# AVAILABLE RECORDS:
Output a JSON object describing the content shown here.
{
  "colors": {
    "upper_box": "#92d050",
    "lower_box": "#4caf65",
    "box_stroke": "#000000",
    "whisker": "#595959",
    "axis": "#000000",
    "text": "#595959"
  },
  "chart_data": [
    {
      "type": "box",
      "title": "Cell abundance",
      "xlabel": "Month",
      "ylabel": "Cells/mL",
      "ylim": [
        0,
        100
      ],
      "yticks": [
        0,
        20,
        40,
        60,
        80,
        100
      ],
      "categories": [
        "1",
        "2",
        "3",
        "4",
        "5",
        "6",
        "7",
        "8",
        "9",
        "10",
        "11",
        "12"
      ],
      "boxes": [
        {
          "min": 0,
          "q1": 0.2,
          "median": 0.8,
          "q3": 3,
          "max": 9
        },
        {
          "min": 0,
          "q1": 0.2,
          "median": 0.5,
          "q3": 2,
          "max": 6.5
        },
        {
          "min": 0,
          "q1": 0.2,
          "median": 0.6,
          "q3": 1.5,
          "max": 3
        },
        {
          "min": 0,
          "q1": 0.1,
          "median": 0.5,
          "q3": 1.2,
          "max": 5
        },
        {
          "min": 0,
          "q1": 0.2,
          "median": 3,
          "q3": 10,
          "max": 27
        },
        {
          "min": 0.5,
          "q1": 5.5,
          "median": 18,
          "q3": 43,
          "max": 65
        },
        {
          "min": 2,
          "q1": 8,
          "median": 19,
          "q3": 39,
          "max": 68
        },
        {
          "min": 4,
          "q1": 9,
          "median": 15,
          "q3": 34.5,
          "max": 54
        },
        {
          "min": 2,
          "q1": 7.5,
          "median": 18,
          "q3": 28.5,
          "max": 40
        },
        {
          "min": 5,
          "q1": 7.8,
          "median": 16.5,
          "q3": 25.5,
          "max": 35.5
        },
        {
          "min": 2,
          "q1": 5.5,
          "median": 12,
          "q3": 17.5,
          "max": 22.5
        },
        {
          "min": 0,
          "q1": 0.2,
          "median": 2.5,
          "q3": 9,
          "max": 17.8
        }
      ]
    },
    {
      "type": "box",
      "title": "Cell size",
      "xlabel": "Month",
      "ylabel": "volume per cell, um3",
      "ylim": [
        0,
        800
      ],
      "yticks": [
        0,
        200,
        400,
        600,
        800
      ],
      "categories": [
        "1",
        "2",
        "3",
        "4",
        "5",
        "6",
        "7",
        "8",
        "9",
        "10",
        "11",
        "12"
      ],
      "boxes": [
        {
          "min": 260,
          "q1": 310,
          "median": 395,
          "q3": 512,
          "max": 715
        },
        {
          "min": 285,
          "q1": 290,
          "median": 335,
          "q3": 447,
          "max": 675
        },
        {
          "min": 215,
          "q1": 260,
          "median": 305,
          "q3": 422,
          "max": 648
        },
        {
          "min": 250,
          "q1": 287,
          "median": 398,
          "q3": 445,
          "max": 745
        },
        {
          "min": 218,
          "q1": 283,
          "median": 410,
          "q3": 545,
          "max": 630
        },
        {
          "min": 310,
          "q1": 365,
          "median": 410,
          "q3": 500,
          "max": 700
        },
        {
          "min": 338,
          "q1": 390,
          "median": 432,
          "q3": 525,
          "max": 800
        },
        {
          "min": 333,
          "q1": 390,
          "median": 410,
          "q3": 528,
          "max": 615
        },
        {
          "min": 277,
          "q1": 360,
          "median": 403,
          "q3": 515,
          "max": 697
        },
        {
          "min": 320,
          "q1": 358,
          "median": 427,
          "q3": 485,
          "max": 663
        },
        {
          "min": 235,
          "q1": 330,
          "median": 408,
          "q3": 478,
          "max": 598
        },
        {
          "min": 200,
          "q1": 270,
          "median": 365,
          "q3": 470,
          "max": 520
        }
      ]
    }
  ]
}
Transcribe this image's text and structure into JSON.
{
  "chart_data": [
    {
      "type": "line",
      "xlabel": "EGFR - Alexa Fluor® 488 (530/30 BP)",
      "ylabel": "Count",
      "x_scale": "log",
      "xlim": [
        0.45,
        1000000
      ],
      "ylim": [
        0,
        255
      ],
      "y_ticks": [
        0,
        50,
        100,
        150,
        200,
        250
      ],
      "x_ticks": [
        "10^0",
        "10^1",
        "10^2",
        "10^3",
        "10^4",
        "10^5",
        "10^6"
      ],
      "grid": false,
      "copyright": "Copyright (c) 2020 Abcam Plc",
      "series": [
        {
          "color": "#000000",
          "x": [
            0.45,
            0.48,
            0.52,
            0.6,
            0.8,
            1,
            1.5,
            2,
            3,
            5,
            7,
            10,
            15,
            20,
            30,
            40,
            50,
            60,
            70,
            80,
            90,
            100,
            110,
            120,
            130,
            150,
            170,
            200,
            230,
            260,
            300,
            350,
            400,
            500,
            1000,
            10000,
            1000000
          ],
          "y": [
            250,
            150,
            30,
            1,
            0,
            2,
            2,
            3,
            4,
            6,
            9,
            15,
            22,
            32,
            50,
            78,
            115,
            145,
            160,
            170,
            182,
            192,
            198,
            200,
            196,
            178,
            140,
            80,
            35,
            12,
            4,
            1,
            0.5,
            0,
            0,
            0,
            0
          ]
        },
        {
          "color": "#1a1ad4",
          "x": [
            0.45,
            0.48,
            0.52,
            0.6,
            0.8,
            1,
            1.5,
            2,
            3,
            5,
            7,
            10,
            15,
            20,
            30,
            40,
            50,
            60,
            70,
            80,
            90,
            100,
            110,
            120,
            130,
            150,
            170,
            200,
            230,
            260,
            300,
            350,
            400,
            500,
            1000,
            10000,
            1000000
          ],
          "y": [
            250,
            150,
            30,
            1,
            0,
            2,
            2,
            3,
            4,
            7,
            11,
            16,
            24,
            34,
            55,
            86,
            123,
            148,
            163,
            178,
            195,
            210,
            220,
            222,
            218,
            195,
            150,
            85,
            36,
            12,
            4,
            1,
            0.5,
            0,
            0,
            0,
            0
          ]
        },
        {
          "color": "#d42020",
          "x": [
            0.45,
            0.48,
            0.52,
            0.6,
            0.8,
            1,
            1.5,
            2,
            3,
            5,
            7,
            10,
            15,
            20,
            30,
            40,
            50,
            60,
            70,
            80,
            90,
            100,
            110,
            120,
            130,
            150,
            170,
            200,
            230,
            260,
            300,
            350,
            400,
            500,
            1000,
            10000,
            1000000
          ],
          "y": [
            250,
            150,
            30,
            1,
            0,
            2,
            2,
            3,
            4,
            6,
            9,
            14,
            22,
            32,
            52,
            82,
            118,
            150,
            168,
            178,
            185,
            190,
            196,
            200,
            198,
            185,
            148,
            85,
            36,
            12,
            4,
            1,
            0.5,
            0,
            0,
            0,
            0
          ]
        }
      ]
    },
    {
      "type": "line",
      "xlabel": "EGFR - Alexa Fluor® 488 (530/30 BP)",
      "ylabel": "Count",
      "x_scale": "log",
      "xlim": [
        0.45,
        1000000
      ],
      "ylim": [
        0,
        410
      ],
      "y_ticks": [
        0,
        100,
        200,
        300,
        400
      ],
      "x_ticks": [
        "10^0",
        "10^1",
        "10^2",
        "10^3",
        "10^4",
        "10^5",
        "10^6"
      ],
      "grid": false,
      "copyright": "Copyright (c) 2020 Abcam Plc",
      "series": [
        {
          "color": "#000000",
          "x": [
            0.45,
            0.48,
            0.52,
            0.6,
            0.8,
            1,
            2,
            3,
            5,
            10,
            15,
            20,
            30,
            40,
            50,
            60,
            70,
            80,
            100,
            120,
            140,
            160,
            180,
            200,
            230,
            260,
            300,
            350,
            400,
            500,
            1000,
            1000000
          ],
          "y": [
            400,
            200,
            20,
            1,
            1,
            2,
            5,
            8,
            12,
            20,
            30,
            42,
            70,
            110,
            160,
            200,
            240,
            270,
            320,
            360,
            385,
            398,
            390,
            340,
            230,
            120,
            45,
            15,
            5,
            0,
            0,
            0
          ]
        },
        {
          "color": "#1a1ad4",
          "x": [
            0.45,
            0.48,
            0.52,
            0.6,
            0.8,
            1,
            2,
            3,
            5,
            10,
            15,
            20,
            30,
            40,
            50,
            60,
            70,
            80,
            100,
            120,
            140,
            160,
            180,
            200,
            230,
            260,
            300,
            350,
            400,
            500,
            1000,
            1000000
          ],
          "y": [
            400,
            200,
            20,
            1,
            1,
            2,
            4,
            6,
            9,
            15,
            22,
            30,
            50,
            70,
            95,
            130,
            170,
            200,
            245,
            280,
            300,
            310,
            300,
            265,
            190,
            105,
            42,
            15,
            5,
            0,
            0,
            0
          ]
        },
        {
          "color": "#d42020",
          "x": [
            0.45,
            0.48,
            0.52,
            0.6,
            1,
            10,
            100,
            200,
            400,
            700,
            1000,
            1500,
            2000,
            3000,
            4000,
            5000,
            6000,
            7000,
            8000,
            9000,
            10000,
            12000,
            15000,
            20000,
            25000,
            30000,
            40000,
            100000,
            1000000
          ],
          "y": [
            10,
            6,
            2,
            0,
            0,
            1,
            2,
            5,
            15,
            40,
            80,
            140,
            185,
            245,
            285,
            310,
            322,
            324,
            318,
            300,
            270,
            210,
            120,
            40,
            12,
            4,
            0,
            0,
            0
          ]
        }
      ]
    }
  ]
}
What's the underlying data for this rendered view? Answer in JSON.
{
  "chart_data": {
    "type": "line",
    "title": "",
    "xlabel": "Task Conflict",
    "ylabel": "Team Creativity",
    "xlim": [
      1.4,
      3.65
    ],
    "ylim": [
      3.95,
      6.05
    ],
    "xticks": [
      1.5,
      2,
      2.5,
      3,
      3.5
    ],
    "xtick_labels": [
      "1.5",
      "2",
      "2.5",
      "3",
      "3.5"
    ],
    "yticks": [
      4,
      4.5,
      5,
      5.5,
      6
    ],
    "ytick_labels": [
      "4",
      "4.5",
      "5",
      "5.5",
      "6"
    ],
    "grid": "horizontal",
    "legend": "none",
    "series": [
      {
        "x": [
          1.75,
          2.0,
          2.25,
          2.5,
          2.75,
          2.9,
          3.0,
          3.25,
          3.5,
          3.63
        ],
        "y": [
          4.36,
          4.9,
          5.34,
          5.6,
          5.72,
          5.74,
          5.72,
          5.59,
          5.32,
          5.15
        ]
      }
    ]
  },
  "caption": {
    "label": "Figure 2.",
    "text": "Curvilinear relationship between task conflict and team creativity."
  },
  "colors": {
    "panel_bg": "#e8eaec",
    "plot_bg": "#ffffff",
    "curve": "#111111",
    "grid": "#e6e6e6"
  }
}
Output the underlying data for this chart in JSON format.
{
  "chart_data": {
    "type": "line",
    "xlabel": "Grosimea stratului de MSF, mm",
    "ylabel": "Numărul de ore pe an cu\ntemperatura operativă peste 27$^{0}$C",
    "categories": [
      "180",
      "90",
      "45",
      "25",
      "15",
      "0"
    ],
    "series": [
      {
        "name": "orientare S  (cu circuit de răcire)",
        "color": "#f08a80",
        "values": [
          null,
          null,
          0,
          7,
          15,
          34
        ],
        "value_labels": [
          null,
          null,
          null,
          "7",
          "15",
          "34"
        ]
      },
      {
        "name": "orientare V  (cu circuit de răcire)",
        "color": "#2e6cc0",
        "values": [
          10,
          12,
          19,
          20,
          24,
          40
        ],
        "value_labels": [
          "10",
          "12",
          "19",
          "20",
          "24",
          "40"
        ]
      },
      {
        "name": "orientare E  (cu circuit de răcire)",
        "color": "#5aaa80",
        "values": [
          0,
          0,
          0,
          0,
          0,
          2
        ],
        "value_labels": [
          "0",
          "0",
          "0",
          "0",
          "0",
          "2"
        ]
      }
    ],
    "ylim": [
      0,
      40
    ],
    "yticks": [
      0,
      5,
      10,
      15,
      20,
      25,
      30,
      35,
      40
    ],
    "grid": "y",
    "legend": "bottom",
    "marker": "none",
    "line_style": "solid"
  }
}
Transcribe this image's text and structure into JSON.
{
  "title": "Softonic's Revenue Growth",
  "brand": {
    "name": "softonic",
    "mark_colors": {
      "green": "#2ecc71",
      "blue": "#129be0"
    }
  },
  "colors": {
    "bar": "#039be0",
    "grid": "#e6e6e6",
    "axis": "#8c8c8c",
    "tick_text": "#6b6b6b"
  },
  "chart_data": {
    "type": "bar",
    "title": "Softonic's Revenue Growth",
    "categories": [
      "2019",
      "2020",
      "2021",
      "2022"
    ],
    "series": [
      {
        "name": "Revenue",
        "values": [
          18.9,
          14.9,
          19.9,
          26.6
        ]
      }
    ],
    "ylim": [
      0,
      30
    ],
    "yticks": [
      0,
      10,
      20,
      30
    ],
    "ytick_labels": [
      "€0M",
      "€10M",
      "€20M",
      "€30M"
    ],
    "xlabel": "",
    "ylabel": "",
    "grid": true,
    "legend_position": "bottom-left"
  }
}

# WRITTEN TASK:
Looking at the listing above, how many of its lines contain the string "orientare"? Give the number alone.

# RESULT FOR THIS TASK:
3